Start of THE INPUT
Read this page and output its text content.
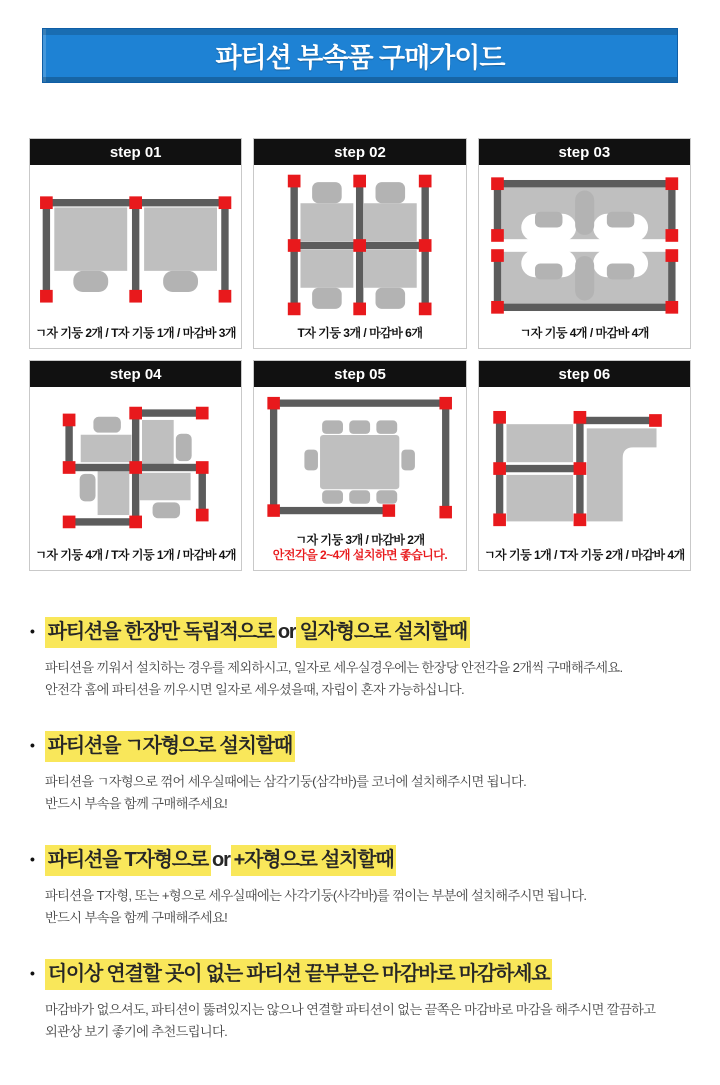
파티션 부속품 구매가이드
step 01
ㄱ자 기둥 2개 / T자 기둥 1개 / 마감바 3개
step 02
T자 기둥 3개 / 마감바 6개
step 03
ㄱ자 기둥 4개 / 마감바 4개
step 04
ㄱ자 기둥 4개 / T자 기둥 1개 / 마감바 4개
step 05
ㄱ자 기둥 3개 / 마감바 2개
안전각을 2~4개 설치하면 좋습니다.
step 06
ㄱ자 기둥 1개 / T자 기둥 2개 / 마감바 4개
• 파티션을 한장만 독립적으로 or 일자형으로 설치할때
파티션을 끼워서 설치하는 경우를 제외하시고, 일자로 세우실경우에는 한장당 안전각을 2개씩 구매해주세요.
안전각 홈에 파티션을 끼우시면 일자로 세우셨을때, 자립이 혼자 가능하십니다.
• 파티션을 ㄱ자형으로 설치할때
파티션을 ㄱ자형으로 꺾어 세우실때에는 삼각기둥(삼각바)를 코너에 설치해주시면 됩니다.
반드시 부속을 함께 구매해주세요!
• 파티션을 T자형으로 or +자형으로 설치할때
파티션을 T자형, 또는 +형으로 세우실때에는 사각기둥(사각바)를 꺾이는 부분에 설치해주시면 됩니다.
반드시 부속을 함께 구매해주세요!
• 더이상 연결할 곳이 없는 파티션 끝부분은 마감바로 마감하세요
마감바가 없으셔도, 파티션이 뚫려있지는 않으나 연결할 파티션이 없는 끝쪽은 마감바로 마감을 해주시면 깔끔하고
외관상 보기 좋기에 추천드립니다.
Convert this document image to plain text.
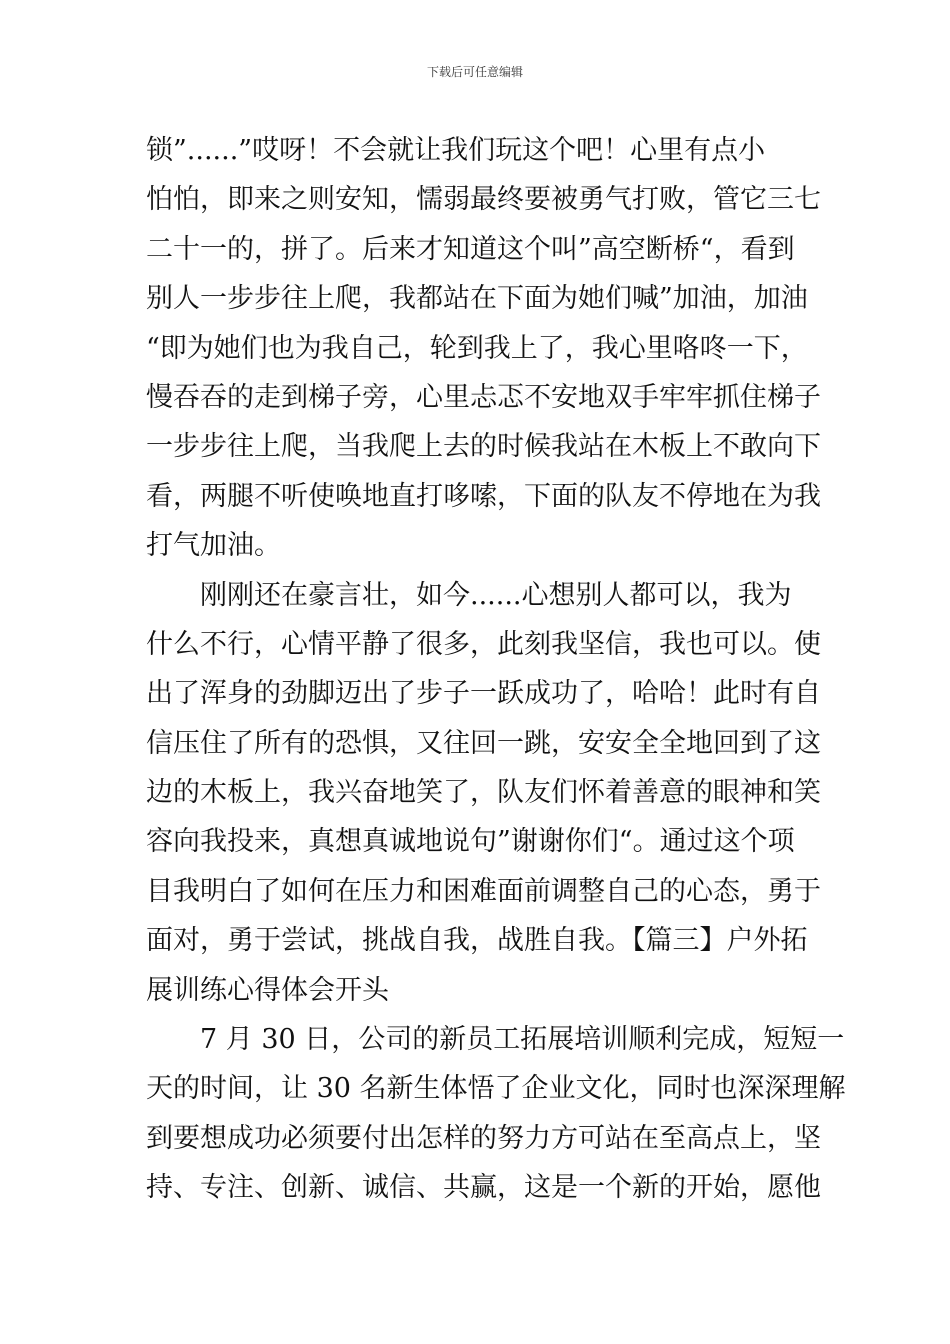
下载后可任意编辑
锁”......”哎呀！不会就让我们玩这个吧！心里有点小
怕怕，即来之则安知，懦弱最终要被勇气打败，管它三七
二十一的，拼了。后来才知道这个叫”高空断桥“，看到
别人一步步往上爬，我都站在下面为她们喊”加油，加油
“即为她们也为我自己，轮到我上了，我心里咯咚一下，
慢吞吞的走到梯子旁，心里忐忑不安地双手牢牢抓住梯子
一步步往上爬，当我爬上去的时候我站在木板上不敢向下
看，两腿不听使唤地直打哆嗦，下面的队友不停地在为我
打气加油。
刚刚还在豪言壮，如今......心想别人都可以，我为
什么不行，心情平静了很多，此刻我坚信，我也可以。使
出了浑身的劲脚迈出了步子一跃成功了，哈哈！此时有自
信压住了所有的恐惧，又往回一跳，安安全全地回到了这
边的木板上，我兴奋地笑了，队友们怀着善意的眼神和笑
容向我投来，真想真诚地说句”谢谢你们“。通过这个项
目我明白了如何在压力和困难面前调整自己的心态，勇于
面对，勇于尝试，挑战自我，战胜自我。【篇三】户外拓
展训练心得体会开头
7 月 30 日，公司的新员工拓展培训顺利完成，短短一
天的时间，让 30 名新生体悟了企业文化，同时也深深理解
到要想成功必须要付出怎样的努力方可站在至高点上，坚
持、专注、创新、诚信、共赢，这是一个新的开始，愿他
End of THE INPUT
(PROBLEM DESCRIPTION):
Pictures stay out of the copy; please restate every record above exactly.

(EXERCISE SOLUTION):
Read this page and output its text content.
파티션 부속품 구매가이드
step 01
ㄱ자 기둥 2개 / T자 기둥 1개 / 마감바 3개
step 02
T자 기둥 3개 / 마감바 6개
step 03
ㄱ자 기둥 4개 / 마감바 4개
step 04
ㄱ자 기둥 4개 / T자 기둥 1개 / 마감바 4개
step 05
ㄱ자 기둥 3개 / 마감바 2개
안전각을 2~4개 설치하면 좋습니다.
step 06
ㄱ자 기둥 1개 / T자 기둥 2개 / 마감바 4개
• 파티션을 한장만 독립적으로 or 일자형으로 설치할때
파티션을 끼워서 설치하는 경우를 제외하시고, 일자로 세우실경우에는 한장당 안전각을 2개씩 구매해주세요.
안전각 홈에 파티션을 끼우시면 일자로 세우셨을때, 자립이 혼자 가능하십니다.
• 파티션을 ㄱ자형으로 설치할때
파티션을 ㄱ자형으로 꺾어 세우실때에는 삼각기둥(삼각바)를 코너에 설치해주시면 됩니다.
반드시 부속을 함께 구매해주세요!
• 파티션을 T자형으로 or +자형으로 설치할때
파티션을 T자형, 또는 +형으로 세우실때에는 사각기둥(사각바)를 꺾이는 부분에 설치해주시면 됩니다.
반드시 부속을 함께 구매해주세요!
• 더이상 연결할 곳이 없는 파티션 끝부분은 마감바로 마감하세요
마감바가 없으셔도, 파티션이 뚫려있지는 않으나 연결할 파티션이 없는 끝쪽은 마감바로 마감을 해주시면 깔끔하고
외관상 보기 좋기에 추천드립니다.
Convert this document image to plain text.
下载后可任意编辑
锁”......”哎呀！不会就让我们玩这个吧！心里有点小
怕怕，即来之则安知，懦弱最终要被勇气打败，管它三七
二十一的，拼了。后来才知道这个叫”高空断桥“，看到
别人一步步往上爬，我都站在下面为她们喊”加油，加油
“即为她们也为我自己，轮到我上了，我心里咯咚一下，
慢吞吞的走到梯子旁，心里忐忑不安地双手牢牢抓住梯子
一步步往上爬，当我爬上去的时候我站在木板上不敢向下
看，两腿不听使唤地直打哆嗦，下面的队友不停地在为我
打气加油。
刚刚还在豪言壮，如今......心想别人都可以，我为
什么不行，心情平静了很多，此刻我坚信，我也可以。使
出了浑身的劲脚迈出了步子一跃成功了，哈哈！此时有自
信压住了所有的恐惧，又往回一跳，安安全全地回到了这
边的木板上，我兴奋地笑了，队友们怀着善意的眼神和笑
容向我投来，真想真诚地说句”谢谢你们“。通过这个项
目我明白了如何在压力和困难面前调整自己的心态，勇于
面对，勇于尝试，挑战自我，战胜自我。【篇三】户外拓
展训练心得体会开头
7 月 30 日，公司的新员工拓展培训顺利完成，短短一
天的时间，让 30 名新生体悟了企业文化，同时也深深理解
到要想成功必须要付出怎样的努力方可站在至高点上，坚
持、专注、创新、诚信、共赢，这是一个新的开始，愿他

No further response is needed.